▸ Problem requirements
Output an exact reproduction of the data.

Stored records:
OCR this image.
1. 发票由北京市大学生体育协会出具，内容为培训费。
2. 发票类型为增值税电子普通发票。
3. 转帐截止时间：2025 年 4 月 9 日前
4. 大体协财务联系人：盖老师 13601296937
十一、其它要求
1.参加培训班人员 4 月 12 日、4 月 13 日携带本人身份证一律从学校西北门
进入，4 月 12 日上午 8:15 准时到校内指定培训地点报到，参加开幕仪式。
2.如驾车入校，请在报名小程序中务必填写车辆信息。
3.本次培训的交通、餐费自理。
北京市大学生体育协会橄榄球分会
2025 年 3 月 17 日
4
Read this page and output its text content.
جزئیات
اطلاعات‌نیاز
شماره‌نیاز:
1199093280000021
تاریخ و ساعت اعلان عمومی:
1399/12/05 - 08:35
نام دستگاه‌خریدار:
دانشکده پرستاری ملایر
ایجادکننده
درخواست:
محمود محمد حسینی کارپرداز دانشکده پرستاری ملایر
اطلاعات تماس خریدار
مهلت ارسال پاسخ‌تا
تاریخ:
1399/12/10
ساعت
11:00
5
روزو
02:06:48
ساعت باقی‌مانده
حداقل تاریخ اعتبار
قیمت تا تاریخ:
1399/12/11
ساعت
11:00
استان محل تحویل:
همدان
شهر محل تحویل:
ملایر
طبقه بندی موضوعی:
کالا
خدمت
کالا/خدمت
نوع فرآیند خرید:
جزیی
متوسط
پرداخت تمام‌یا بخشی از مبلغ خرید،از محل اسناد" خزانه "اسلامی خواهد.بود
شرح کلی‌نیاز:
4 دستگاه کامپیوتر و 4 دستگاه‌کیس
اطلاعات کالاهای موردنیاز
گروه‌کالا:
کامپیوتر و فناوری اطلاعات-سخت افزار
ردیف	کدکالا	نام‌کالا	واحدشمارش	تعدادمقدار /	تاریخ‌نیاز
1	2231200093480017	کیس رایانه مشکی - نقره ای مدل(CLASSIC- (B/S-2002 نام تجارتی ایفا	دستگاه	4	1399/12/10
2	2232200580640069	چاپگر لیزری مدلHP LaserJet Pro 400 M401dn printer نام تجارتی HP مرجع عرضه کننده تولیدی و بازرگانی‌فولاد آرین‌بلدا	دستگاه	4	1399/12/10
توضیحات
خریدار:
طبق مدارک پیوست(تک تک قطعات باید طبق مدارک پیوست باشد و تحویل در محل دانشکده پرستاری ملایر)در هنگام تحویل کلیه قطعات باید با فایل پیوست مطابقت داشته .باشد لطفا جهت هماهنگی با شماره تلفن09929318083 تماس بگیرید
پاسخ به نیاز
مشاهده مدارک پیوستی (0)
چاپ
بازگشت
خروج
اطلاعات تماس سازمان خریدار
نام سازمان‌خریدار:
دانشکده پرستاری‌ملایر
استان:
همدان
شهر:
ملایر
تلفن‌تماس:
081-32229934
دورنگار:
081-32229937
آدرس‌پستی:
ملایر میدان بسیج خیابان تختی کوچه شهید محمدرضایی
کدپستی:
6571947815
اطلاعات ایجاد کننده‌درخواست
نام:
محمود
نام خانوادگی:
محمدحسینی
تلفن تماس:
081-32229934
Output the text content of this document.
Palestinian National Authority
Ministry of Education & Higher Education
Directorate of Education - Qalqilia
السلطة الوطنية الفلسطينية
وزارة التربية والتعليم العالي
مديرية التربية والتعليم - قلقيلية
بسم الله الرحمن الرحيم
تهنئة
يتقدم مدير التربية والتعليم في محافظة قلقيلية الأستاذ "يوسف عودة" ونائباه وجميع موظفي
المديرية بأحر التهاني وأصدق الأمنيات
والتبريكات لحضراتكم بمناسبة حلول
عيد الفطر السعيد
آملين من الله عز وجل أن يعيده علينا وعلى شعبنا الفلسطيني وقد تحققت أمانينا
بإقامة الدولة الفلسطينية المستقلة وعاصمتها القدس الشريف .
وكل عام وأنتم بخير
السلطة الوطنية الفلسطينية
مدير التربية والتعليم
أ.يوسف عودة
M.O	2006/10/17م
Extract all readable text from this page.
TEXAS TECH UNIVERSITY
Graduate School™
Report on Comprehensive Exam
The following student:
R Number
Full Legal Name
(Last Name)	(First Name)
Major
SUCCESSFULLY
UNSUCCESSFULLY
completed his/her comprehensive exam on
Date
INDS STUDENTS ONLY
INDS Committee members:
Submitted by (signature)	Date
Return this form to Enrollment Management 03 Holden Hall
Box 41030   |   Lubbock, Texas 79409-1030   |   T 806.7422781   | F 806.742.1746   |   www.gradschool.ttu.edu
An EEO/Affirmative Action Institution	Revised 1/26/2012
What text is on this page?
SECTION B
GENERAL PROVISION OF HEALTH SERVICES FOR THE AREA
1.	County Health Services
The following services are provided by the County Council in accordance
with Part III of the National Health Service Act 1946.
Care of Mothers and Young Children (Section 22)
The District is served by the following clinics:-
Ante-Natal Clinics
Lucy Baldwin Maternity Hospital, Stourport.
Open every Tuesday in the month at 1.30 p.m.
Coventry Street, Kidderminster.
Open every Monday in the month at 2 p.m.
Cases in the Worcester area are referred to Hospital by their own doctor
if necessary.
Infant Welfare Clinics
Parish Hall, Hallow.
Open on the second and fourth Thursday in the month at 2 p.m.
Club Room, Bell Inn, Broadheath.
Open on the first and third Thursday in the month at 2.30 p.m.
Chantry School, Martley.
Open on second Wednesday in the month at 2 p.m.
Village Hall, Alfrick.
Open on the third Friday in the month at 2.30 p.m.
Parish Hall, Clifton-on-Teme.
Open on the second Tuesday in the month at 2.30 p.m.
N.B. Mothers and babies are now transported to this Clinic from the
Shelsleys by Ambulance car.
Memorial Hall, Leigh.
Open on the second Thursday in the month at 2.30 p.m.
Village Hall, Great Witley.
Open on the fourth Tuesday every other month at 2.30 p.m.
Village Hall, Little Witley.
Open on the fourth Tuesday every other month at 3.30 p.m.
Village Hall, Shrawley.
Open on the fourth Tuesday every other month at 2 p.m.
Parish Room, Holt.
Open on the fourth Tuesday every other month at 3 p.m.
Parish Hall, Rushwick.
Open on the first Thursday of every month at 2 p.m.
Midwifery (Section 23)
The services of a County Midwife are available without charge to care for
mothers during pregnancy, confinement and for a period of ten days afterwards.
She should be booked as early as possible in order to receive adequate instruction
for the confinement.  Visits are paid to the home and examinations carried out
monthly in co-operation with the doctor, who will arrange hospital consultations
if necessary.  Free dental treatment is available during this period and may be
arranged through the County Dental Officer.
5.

▸ Result of this exercise
OCR this image.
1. 发票由北京市大学生体育协会出具，内容为培训费。
2. 发票类型为增值税电子普通发票。
3. 转帐截止时间：2025 年 4 月 9 日前
4. 大体协财务联系人：盖老师 13601296937
十一、其它要求
1.参加培训班人员 4 月 12 日、4 月 13 日携带本人身份证一律从学校西北门
进入，4 月 12 日上午 8:15 准时到校内指定培训地点报到，参加开幕仪式。
2.如驾车入校，请在报名小程序中务必填写车辆信息。
3.本次培训的交通、餐费自理。
北京市大学生体育协会橄榄球分会
2025 年 3 月 17 日
4
Read this page and output its text content.
جزئیات
اطلاعات‌نیاز
شماره‌نیاز:
1199093280000021
تاریخ و ساعت اعلان عمومی:
1399/12/05 - 08:35
نام دستگاه‌خریدار:
دانشکده پرستاری ملایر
ایجادکننده
درخواست:
محمود محمد حسینی کارپرداز دانشکده پرستاری ملایر
اطلاعات تماس خریدار
مهلت ارسال پاسخ‌تا
تاریخ:
1399/12/10
ساعت
11:00
5
روزو
02:06:48
ساعت باقی‌مانده
حداقل تاریخ اعتبار
قیمت تا تاریخ:
1399/12/11
ساعت
11:00
استان محل تحویل:
همدان
شهر محل تحویل:
ملایر
طبقه بندی موضوعی:
کالا
خدمت
کالا/خدمت
نوع فرآیند خرید:
جزیی
متوسط
پرداخت تمام‌یا بخشی از مبلغ خرید،از محل اسناد" خزانه "اسلامی خواهد.بود
شرح کلی‌نیاز:
4 دستگاه کامپیوتر و 4 دستگاه‌کیس
اطلاعات کالاهای موردنیاز
گروه‌کالا:
کامپیوتر و فناوری اطلاعات-سخت افزار
ردیف	کدکالا	نام‌کالا	واحدشمارش	تعدادمقدار /	تاریخ‌نیاز
1	2231200093480017	کیس رایانه مشکی - نقره ای مدل(CLASSIC- (B/S-2002 نام تجارتی ایفا	دستگاه	4	1399/12/10
2	2232200580640069	چاپگر لیزری مدلHP LaserJet Pro 400 M401dn printer نام تجارتی HP مرجع عرضه کننده تولیدی و بازرگانی‌فولاد آرین‌بلدا	دستگاه	4	1399/12/10
توضیحات
خریدار:
طبق مدارک پیوست(تک تک قطعات باید طبق مدارک پیوست باشد و تحویل در محل دانشکده پرستاری ملایر)در هنگام تحویل کلیه قطعات باید با فایل پیوست مطابقت داشته .باشد لطفا جهت هماهنگی با شماره تلفن09929318083 تماس بگیرید
پاسخ به نیاز
مشاهده مدارک پیوستی (0)
چاپ
بازگشت
خروج
اطلاعات تماس سازمان خریدار
نام سازمان‌خریدار:
دانشکده پرستاری‌ملایر
استان:
همدان
شهر:
ملایر
تلفن‌تماس:
081-32229934
دورنگار:
081-32229937
آدرس‌پستی:
ملایر میدان بسیج خیابان تختی کوچه شهید محمدرضایی
کدپستی:
6571947815
اطلاعات ایجاد کننده‌درخواست
نام:
محمود
نام خانوادگی:
محمدحسینی
تلفن تماس:
081-32229934
Output the text content of this document.
Palestinian National Authority
Ministry of Education & Higher Education
Directorate of Education - Qalqilia
السلطة الوطنية الفلسطينية
وزارة التربية والتعليم العالي
مديرية التربية والتعليم - قلقيلية
بسم الله الرحمن الرحيم
تهنئة
يتقدم مدير التربية والتعليم في محافظة قلقيلية الأستاذ "يوسف عودة" ونائباه وجميع موظفي
المديرية بأحر التهاني وأصدق الأمنيات
والتبريكات لحضراتكم بمناسبة حلول
عيد الفطر السعيد
آملين من الله عز وجل أن يعيده علينا وعلى شعبنا الفلسطيني وقد تحققت أمانينا
بإقامة الدولة الفلسطينية المستقلة وعاصمتها القدس الشريف .
وكل عام وأنتم بخير
السلطة الوطنية الفلسطينية
مدير التربية والتعليم
أ.يوسف عودة
M.O	2006/10/17م
Extract all readable text from this page.
TEXAS TECH UNIVERSITY
Graduate School™
Report on Comprehensive Exam
The following student:
R Number
Full Legal Name
(Last Name)	(First Name)
Major
SUCCESSFULLY
UNSUCCESSFULLY
completed his/her comprehensive exam on
Date
INDS STUDENTS ONLY
INDS Committee members:
Submitted by (signature)	Date
Return this form to Enrollment Management 03 Holden Hall
Box 41030   |   Lubbock, Texas 79409-1030   |   T 806.7422781   | F 806.742.1746   |   www.gradschool.ttu.edu
An EEO/Affirmative Action Institution	Revised 1/26/2012
What text is on this page?
SECTION B
GENERAL PROVISION OF HEALTH SERVICES FOR THE AREA
1.	County Health Services
The following services are provided by the County Council in accordance
with Part III of the National Health Service Act 1946.
Care of Mothers and Young Children (Section 22)
The District is served by the following clinics:-
Ante-Natal Clinics
Lucy Baldwin Maternity Hospital, Stourport.
Open every Tuesday in the month at 1.30 p.m.
Coventry Street, Kidderminster.
Open every Monday in the month at 2 p.m.
Cases in the Worcester area are referred to Hospital by their own doctor
if necessary.
Infant Welfare Clinics
Parish Hall, Hallow.
Open on the second and fourth Thursday in the month at 2 p.m.
Club Room, Bell Inn, Broadheath.
Open on the first and third Thursday in the month at 2.30 p.m.
Chantry School, Martley.
Open on second Wednesday in the month at 2 p.m.
Village Hall, Alfrick.
Open on the third Friday in the month at 2.30 p.m.
Parish Hall, Clifton-on-Teme.
Open on the second Tuesday in the month at 2.30 p.m.
N.B. Mothers and babies are now transported to this Clinic from the
Shelsleys by Ambulance car.
Memorial Hall, Leigh.
Open on the second Thursday in the month at 2.30 p.m.
Village Hall, Great Witley.
Open on the fourth Tuesday every other month at 2.30 p.m.
Village Hall, Little Witley.
Open on the fourth Tuesday every other month at 3.30 p.m.
Village Hall, Shrawley.
Open on the fourth Tuesday every other month at 2 p.m.
Parish Room, Holt.
Open on the fourth Tuesday every other month at 3 p.m.
Parish Hall, Rushwick.
Open on the first Thursday of every month at 2 p.m.
Midwifery (Section 23)
The services of a County Midwife are available without charge to care for
mothers during pregnancy, confinement and for a period of ten days afterwards.
She should be booked as early as possible in order to receive adequate instruction
for the confinement.  Visits are paid to the home and examinations carried out
monthly in co-operation with the doctor, who will arrange hospital consultations
if necessary.  Free dental treatment is available during this period and may be
arranged through the County Dental Officer.
5.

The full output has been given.